■ **GIVEN TASK**:
Lines that contain the string "Router" are to be copied; leave out all others.

Start INFORMATION SHOWN

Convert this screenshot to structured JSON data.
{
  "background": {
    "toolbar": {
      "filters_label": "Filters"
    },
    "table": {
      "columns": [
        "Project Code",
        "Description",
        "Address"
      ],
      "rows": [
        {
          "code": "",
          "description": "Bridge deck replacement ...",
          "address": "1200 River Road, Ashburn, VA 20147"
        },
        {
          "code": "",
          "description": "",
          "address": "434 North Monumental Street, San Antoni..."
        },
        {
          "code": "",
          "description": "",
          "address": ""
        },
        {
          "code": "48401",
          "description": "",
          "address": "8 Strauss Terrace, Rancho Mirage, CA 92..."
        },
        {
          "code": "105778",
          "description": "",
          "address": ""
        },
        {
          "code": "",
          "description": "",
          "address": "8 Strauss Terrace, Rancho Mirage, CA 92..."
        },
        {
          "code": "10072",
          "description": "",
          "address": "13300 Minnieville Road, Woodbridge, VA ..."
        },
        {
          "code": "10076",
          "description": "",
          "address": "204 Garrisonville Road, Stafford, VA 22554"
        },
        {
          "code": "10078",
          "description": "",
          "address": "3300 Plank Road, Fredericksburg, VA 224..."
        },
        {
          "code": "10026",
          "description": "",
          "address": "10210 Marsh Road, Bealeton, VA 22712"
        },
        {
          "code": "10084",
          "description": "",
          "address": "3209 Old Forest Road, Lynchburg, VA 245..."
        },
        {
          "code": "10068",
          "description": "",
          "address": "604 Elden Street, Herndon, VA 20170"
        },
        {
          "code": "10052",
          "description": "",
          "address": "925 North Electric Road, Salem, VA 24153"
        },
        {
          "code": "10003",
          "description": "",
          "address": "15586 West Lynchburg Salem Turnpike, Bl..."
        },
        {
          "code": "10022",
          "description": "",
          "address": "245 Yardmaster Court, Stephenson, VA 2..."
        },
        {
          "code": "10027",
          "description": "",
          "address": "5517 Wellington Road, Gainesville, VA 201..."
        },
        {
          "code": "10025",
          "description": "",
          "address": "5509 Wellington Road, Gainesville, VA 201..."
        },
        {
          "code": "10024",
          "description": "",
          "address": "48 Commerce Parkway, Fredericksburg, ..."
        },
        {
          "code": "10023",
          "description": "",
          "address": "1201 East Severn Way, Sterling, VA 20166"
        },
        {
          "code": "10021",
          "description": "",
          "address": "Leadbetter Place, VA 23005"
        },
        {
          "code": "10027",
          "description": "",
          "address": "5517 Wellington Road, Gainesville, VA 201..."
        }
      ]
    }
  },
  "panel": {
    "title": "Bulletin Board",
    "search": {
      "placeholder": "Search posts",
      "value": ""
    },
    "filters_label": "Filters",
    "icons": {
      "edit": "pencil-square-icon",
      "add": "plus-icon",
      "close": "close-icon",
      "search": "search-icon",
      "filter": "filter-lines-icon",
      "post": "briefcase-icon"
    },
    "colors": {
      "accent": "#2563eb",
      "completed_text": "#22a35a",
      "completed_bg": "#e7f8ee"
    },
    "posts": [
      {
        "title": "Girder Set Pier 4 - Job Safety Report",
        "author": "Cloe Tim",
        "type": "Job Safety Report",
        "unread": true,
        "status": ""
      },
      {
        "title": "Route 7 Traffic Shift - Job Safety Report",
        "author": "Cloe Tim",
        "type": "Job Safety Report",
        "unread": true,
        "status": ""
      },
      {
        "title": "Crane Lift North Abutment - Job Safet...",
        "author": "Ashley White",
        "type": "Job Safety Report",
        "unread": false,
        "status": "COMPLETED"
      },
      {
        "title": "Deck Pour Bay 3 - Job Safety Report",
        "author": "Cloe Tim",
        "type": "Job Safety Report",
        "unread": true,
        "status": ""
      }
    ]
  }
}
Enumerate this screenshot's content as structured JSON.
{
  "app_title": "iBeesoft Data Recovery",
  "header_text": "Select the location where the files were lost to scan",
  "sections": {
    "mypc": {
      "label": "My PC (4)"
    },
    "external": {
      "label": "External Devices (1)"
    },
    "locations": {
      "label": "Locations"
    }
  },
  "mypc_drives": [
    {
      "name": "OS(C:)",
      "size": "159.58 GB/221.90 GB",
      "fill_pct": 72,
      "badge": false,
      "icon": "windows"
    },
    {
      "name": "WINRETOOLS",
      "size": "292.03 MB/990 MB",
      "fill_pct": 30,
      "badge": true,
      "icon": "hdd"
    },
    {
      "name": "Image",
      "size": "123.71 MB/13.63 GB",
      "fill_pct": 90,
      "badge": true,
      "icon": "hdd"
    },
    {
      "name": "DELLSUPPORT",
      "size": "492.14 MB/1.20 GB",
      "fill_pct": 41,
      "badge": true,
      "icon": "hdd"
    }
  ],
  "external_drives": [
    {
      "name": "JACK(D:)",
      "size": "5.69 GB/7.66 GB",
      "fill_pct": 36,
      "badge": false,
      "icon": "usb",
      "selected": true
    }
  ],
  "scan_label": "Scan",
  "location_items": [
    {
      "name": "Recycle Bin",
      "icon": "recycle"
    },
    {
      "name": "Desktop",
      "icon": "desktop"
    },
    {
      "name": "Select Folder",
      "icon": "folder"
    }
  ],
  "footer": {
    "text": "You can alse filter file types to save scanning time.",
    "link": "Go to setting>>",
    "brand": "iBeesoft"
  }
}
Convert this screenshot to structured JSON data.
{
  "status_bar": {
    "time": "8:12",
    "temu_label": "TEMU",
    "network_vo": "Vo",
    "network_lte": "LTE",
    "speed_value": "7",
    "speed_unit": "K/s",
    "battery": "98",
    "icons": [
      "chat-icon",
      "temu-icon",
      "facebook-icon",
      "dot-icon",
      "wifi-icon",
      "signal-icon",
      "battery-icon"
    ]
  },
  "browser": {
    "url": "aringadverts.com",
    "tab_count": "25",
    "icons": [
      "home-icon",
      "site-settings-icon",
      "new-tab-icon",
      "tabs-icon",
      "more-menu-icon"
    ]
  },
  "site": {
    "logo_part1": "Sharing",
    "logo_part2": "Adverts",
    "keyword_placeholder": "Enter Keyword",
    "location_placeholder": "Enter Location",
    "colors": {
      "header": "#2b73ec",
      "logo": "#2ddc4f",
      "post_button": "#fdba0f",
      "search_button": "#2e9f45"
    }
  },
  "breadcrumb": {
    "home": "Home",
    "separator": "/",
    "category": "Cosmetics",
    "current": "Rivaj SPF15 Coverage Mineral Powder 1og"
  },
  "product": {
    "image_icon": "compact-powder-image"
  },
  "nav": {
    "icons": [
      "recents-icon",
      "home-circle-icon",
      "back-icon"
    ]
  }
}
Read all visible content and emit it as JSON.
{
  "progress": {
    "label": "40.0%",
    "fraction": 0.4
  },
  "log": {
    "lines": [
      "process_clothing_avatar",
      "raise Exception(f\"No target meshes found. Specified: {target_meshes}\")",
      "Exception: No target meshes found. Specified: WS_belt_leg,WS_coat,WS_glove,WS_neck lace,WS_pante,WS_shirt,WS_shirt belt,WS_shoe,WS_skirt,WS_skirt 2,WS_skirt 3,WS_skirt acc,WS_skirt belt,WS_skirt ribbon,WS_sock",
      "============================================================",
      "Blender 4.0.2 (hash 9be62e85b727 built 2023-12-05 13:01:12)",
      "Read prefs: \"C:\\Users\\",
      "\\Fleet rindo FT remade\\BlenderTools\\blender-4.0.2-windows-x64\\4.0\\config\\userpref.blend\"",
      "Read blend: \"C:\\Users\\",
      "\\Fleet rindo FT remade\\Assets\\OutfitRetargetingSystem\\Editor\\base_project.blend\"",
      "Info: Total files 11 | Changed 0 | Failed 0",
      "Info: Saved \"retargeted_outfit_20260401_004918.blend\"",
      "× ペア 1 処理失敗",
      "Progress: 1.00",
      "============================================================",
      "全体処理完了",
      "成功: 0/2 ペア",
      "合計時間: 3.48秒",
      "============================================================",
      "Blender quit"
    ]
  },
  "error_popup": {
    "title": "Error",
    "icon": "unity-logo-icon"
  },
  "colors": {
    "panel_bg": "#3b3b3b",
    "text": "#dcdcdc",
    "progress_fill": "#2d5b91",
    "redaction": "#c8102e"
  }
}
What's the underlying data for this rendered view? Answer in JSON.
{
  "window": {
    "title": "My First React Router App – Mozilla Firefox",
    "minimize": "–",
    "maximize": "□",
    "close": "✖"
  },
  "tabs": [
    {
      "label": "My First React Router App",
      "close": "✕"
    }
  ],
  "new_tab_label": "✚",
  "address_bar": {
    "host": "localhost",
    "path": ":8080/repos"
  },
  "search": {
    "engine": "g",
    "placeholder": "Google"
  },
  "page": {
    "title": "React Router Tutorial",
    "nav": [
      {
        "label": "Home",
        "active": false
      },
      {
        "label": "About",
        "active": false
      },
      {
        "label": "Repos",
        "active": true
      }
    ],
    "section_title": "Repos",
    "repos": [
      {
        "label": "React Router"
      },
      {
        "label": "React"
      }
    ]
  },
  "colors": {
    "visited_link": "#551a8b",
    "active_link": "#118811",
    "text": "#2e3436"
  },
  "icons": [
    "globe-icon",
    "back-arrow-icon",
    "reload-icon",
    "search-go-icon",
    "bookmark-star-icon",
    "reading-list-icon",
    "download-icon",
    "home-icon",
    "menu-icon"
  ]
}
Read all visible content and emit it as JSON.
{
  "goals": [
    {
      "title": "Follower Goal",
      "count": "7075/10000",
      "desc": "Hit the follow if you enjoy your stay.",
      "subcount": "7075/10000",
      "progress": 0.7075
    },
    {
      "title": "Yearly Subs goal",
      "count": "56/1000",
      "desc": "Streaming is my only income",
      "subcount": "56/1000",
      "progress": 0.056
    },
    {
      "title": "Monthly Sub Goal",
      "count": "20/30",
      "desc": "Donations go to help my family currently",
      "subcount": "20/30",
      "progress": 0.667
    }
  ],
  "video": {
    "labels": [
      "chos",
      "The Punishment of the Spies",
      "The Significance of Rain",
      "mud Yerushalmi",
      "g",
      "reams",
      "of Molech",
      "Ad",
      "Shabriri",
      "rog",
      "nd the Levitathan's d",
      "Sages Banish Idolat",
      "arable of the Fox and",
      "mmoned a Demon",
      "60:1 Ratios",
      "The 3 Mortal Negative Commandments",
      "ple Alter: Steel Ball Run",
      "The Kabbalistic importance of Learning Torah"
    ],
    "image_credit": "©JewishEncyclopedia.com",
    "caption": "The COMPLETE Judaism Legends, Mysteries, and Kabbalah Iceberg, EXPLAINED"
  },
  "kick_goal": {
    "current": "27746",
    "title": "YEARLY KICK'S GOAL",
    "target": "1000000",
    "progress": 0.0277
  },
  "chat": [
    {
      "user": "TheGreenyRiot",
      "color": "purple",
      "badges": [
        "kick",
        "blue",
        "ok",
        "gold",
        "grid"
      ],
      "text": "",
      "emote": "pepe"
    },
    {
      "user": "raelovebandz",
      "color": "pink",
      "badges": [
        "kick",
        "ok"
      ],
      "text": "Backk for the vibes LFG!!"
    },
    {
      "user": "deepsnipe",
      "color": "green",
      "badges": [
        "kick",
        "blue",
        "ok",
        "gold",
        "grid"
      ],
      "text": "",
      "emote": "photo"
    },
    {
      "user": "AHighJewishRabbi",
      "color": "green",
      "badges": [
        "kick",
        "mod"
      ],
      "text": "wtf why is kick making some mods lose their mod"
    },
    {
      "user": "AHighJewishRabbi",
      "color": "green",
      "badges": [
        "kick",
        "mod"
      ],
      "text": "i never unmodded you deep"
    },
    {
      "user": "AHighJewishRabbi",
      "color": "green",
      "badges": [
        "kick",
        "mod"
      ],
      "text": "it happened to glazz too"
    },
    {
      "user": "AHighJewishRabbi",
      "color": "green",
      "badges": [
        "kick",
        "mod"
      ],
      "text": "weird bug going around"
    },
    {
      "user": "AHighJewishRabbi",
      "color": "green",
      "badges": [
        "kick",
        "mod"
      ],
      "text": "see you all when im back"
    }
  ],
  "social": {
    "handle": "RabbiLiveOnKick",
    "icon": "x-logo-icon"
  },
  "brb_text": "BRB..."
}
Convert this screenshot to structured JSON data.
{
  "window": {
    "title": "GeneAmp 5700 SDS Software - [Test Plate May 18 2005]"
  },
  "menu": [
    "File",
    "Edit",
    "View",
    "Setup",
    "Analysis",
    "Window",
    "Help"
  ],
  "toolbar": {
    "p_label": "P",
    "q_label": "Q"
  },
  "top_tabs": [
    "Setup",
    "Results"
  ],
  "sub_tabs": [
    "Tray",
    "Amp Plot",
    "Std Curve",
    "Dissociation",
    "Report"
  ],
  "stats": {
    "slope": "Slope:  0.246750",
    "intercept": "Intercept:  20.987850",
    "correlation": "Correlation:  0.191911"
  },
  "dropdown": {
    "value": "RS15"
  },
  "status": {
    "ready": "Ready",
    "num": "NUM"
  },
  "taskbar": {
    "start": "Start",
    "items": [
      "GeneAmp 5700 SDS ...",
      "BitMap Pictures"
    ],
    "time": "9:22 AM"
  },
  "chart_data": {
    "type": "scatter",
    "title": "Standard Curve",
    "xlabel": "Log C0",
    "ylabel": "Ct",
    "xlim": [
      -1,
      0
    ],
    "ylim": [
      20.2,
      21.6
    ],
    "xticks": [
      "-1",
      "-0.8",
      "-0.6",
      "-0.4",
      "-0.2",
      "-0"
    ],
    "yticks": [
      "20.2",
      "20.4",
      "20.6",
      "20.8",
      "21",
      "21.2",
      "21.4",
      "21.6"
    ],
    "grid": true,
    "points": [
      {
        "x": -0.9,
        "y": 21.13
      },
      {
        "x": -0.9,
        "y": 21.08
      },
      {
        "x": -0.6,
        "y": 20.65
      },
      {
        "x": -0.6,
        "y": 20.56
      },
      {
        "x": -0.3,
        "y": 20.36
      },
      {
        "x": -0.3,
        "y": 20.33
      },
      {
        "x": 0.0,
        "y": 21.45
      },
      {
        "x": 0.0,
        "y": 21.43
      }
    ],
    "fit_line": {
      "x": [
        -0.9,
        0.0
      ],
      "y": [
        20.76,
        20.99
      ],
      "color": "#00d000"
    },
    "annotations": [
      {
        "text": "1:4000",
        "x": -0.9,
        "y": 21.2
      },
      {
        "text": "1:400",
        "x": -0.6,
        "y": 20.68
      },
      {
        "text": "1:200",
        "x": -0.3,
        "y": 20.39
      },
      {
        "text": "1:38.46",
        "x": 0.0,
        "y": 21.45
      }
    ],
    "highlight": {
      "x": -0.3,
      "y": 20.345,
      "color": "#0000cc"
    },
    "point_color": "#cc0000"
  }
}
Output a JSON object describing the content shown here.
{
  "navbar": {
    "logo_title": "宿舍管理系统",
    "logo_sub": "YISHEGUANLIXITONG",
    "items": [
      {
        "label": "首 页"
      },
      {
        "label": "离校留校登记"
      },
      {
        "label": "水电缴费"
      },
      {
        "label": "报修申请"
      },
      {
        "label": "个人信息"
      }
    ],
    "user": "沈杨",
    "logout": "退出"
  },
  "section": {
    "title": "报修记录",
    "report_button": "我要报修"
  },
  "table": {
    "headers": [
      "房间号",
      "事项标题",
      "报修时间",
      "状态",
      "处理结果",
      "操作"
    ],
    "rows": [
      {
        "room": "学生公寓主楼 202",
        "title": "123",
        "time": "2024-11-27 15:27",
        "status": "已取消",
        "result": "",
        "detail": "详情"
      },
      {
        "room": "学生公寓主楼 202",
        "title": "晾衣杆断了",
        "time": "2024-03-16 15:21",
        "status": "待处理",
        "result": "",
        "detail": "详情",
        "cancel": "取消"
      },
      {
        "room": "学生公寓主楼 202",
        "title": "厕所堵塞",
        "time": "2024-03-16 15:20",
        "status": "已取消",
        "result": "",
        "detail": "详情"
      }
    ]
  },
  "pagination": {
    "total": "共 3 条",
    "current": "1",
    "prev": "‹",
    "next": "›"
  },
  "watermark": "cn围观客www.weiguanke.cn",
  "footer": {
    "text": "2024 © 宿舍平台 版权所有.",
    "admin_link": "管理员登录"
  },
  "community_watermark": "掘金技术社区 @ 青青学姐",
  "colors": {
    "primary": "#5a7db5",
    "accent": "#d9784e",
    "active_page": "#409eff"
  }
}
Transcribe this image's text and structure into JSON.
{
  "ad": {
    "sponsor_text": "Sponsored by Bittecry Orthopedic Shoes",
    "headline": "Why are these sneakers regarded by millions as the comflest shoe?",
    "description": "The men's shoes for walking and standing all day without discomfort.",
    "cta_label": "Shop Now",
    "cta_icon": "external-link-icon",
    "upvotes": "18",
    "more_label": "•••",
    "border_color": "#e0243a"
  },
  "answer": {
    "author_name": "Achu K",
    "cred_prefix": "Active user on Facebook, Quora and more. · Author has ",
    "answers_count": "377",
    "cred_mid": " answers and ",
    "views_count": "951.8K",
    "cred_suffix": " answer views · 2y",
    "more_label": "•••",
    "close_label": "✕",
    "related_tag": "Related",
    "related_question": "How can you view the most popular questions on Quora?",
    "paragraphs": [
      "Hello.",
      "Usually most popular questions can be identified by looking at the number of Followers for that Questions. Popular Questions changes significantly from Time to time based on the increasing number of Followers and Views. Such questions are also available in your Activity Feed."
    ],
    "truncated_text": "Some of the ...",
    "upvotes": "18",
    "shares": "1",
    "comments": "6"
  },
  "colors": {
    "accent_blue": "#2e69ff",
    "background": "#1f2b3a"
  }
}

End INFORMATION SHOWN

■ **THE RESULT**:
    "title": "My First React Router App – Mozilla Firefox",
      "label": "My First React Router App",
    "title": "React Router Tutorial",
        "label": "React Router"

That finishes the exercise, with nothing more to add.